_Goal_.
Establish how many lines in the material include the string "your" and report it as a lone number.

-- begin Records --

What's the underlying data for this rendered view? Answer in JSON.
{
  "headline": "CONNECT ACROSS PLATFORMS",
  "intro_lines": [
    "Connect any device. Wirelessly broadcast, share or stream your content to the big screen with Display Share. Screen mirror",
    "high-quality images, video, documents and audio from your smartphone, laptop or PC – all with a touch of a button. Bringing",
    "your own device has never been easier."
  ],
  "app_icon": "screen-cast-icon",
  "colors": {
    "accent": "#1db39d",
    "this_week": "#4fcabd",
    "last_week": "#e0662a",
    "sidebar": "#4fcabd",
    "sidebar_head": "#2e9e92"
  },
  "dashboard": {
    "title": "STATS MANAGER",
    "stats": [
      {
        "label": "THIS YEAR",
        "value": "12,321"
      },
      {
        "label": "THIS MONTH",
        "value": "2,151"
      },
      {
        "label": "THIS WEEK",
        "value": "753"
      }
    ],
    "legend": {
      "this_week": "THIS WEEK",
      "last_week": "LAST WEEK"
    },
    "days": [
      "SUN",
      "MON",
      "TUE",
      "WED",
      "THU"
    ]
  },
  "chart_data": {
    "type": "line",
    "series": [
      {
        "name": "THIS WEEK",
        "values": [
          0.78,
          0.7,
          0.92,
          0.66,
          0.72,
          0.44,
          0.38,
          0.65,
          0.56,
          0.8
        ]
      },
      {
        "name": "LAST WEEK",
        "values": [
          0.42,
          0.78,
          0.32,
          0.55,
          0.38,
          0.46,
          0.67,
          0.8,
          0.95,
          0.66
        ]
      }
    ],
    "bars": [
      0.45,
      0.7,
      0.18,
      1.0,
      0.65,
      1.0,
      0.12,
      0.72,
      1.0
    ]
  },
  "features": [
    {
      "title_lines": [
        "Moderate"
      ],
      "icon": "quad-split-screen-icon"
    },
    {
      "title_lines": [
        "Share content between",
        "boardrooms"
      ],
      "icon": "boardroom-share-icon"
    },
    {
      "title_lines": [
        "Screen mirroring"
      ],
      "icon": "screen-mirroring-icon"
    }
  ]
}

-- end Records --

_Answer to this problem_.
3